>>>>>
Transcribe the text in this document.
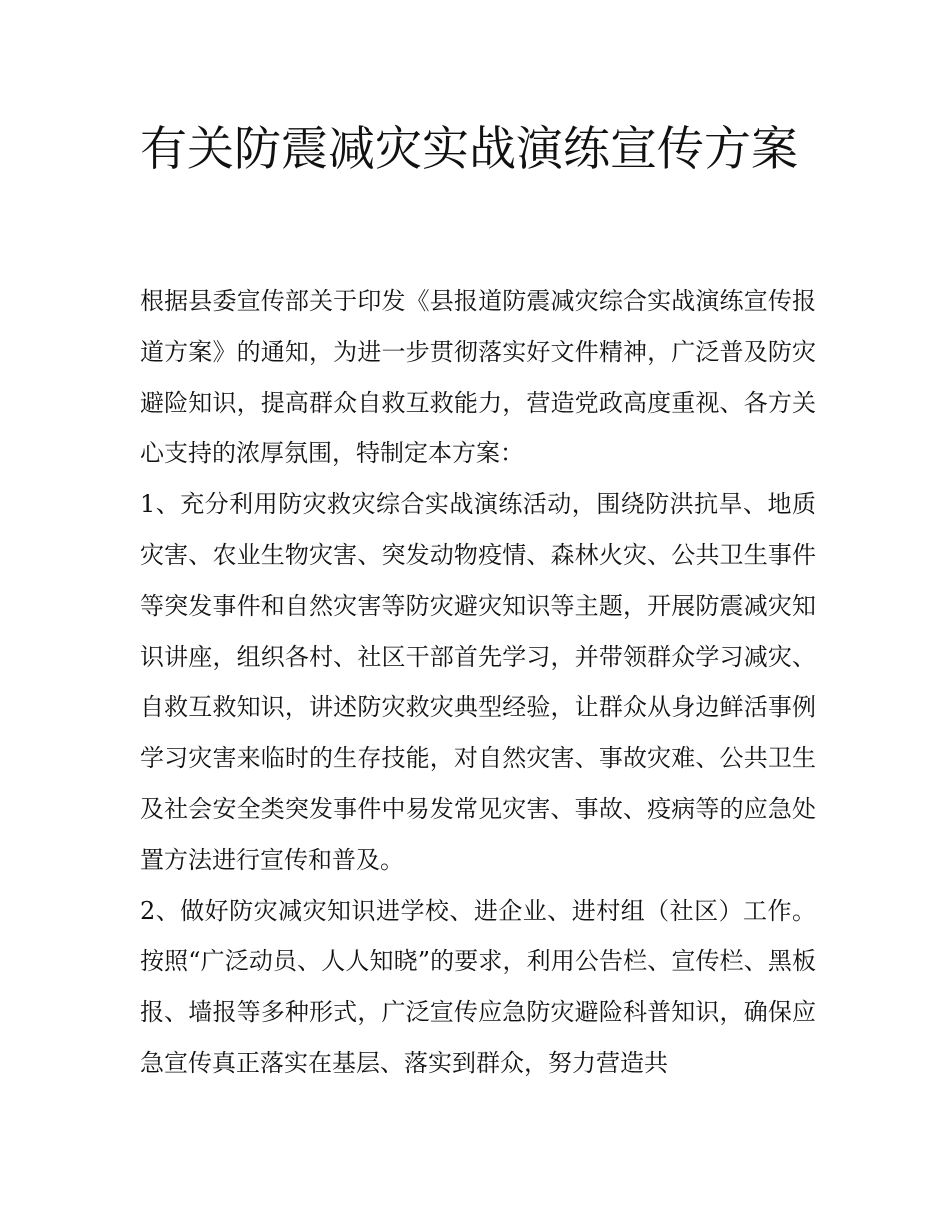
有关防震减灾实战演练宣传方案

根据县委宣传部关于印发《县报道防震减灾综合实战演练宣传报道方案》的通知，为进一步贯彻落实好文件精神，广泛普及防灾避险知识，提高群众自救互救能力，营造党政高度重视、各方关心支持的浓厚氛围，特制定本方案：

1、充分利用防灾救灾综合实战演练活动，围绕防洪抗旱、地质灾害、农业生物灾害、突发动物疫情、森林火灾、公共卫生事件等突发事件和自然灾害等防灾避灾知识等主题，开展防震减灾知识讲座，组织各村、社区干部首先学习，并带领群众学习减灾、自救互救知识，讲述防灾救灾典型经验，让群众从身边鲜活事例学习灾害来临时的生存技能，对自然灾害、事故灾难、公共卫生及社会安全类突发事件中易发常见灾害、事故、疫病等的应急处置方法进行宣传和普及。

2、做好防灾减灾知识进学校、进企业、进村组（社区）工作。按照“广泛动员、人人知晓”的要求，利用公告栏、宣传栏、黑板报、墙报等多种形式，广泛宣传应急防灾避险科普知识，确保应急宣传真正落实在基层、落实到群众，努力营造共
<<<<<
Requirement:
The records above are to be quoted exactly, with all pictures left out.

Task result:
Transcribe the text in this document.
有关防震减灾实战演练宣传方案

根据县委宣传部关于印发《县报道防震减灾综合实战演练宣传报道方案》的通知，为进一步贯彻落实好文件精神，广泛普及防灾避险知识，提高群众自救互救能力，营造党政高度重视、各方关心支持的浓厚氛围，特制定本方案：

1、充分利用防灾救灾综合实战演练活动，围绕防洪抗旱、地质灾害、农业生物灾害、突发动物疫情、森林火灾、公共卫生事件等突发事件和自然灾害等防灾避灾知识等主题，开展防震减灾知识讲座，组织各村、社区干部首先学习，并带领群众学习减灾、自救互救知识，讲述防灾救灾典型经验，让群众从身边鲜活事例学习灾害来临时的生存技能，对自然灾害、事故灾难、公共卫生及社会安全类突发事件中易发常见灾害、事故、疫病等的应急处置方法进行宣传和普及。

2、做好防灾减灾知识进学校、进企业、进村组（社区）工作。按照“广泛动员、人人知晓”的要求，利用公告栏、宣传栏、黑板报、墙报等多种形式，广泛宣传应急防灾避险科普知识，确保应急宣传真正落实在基层、落实到群众，努力营造共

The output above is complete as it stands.